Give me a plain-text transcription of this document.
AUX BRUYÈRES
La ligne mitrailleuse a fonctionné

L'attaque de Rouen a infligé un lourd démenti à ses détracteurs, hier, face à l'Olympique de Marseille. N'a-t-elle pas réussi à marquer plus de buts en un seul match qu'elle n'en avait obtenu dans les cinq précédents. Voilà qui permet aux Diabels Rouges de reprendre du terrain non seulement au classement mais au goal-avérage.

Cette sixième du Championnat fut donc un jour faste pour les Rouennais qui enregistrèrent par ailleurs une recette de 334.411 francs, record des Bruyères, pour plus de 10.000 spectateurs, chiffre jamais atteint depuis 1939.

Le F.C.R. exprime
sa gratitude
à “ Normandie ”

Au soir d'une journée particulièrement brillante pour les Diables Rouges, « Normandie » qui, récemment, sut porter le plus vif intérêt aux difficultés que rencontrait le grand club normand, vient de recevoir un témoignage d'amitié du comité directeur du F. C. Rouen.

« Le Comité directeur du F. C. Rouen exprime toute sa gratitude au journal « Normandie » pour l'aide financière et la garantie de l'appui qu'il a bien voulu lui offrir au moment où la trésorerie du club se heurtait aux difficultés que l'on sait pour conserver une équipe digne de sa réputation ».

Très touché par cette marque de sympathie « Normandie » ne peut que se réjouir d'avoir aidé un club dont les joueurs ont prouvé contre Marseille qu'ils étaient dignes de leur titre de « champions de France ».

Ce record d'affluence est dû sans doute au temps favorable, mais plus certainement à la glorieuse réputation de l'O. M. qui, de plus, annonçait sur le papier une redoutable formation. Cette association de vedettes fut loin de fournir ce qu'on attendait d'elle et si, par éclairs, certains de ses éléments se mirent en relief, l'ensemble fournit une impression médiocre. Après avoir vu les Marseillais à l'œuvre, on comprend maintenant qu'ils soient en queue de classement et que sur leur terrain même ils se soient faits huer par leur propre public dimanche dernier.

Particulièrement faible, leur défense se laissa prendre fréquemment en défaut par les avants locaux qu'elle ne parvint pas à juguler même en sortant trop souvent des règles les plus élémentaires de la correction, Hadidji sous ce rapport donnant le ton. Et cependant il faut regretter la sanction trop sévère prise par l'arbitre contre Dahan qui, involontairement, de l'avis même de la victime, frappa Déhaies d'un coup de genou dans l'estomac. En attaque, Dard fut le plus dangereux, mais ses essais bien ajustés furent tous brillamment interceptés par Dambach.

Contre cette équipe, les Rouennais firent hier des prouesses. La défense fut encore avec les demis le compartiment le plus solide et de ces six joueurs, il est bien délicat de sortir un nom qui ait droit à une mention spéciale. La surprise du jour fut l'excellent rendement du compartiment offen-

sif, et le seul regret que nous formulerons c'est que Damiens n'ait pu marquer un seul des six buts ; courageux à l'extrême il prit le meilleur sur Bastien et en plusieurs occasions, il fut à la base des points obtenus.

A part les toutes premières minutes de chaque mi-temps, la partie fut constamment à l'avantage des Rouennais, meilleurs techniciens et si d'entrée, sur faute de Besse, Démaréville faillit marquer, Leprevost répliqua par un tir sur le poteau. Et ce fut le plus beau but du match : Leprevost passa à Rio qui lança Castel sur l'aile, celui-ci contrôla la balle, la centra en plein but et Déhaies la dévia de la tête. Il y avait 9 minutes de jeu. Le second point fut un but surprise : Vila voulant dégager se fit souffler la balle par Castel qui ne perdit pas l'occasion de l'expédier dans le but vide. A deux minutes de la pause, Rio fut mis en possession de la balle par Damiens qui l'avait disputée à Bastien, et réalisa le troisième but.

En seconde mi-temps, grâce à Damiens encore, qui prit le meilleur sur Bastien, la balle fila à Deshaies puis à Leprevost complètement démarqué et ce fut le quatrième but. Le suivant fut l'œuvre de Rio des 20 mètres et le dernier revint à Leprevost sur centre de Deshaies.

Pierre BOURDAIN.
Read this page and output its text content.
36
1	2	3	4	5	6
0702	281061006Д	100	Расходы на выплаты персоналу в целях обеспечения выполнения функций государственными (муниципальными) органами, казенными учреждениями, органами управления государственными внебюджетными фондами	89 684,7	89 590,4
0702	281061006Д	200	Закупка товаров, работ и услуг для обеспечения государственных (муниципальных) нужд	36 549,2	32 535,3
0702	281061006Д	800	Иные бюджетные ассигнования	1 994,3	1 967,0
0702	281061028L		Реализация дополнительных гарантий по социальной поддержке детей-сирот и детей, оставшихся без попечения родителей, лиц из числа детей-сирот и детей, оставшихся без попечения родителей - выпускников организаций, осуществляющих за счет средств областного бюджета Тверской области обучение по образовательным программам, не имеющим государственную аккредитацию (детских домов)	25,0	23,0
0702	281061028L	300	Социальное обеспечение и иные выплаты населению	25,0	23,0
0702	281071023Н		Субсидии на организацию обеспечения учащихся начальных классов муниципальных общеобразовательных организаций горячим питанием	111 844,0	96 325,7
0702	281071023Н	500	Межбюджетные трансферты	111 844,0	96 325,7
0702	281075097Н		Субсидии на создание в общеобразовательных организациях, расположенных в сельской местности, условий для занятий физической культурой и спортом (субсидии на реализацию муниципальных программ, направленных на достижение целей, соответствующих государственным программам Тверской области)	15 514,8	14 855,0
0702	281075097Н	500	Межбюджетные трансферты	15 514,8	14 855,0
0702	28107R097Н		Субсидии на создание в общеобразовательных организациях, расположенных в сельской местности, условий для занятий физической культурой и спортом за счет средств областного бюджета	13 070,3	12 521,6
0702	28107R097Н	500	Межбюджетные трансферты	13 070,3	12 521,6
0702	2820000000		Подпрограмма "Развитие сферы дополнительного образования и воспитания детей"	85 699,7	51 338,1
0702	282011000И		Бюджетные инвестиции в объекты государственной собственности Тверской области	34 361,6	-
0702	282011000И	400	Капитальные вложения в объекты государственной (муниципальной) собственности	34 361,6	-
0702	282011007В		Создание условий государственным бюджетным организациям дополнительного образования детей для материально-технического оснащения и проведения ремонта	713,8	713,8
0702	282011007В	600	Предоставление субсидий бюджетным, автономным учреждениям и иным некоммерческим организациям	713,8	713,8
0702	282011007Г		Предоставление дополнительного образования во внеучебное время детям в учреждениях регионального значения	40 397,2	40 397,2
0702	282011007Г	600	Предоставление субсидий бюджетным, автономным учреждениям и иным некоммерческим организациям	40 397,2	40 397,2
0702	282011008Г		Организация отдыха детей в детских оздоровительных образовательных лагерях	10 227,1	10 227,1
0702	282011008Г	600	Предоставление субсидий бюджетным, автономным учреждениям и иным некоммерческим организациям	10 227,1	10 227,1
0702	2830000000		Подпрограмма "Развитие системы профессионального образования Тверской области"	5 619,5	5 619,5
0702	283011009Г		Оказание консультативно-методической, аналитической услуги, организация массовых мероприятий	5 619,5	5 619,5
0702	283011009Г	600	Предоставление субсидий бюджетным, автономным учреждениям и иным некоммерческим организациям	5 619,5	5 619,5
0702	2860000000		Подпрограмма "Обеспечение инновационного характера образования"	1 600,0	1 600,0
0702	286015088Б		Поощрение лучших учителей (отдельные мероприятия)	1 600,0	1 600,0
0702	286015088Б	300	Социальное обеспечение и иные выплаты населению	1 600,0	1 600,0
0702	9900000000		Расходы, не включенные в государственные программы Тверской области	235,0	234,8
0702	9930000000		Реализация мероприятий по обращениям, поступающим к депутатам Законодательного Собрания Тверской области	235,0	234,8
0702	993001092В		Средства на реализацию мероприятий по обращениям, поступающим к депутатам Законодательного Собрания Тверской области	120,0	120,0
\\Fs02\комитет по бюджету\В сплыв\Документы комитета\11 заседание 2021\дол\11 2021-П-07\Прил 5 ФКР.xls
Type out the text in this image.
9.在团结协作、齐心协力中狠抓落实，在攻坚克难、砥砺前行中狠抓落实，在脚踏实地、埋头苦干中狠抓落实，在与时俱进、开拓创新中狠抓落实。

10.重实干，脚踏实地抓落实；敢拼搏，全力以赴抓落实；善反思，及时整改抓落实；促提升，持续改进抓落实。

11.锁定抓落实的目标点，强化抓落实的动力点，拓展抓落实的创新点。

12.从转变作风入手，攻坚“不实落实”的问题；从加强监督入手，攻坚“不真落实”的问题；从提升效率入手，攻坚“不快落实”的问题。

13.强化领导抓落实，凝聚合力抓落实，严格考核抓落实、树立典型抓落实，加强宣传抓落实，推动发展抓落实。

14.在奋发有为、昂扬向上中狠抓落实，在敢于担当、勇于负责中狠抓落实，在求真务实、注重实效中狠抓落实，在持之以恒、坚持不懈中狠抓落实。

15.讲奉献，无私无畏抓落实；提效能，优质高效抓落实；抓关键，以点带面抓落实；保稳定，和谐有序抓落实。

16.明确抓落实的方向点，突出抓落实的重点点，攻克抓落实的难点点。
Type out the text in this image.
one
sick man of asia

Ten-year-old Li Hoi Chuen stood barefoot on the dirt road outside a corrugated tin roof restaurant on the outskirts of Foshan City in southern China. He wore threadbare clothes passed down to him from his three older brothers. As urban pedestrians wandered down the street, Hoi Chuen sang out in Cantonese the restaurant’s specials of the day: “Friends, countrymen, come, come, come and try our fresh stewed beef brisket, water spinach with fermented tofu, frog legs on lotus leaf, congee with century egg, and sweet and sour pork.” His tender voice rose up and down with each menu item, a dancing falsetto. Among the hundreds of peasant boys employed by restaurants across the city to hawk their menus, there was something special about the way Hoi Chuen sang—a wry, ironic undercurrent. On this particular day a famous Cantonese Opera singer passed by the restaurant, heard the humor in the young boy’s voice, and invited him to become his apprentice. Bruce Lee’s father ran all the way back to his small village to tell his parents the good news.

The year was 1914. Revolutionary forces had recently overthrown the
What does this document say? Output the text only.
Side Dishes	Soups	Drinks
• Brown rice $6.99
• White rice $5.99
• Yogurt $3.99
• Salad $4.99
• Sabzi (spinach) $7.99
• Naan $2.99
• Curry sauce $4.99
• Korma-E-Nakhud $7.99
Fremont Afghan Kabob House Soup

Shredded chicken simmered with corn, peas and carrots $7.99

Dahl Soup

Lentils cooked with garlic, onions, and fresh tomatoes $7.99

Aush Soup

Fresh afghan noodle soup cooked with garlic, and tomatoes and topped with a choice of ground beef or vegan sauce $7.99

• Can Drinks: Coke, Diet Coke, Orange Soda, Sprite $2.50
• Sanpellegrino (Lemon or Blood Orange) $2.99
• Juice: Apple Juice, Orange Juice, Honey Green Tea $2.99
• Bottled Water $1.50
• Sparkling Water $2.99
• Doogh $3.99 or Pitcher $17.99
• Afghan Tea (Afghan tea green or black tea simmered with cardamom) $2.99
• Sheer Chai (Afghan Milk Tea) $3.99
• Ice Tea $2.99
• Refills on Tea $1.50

============

### [Your goal]
Select and copy every line of the listing with the word "трансферты".

### [Answer for this exercise]
0702	281071023Н	500	Межбюджетные трансферты	111 844,0	96 325,7
0702	281075097Н	500	Межбюджетные трансферты	15 514,8	14 855,0
0702	28107R097Н	500	Межбюджетные трансферты	13 070,3	12 521,6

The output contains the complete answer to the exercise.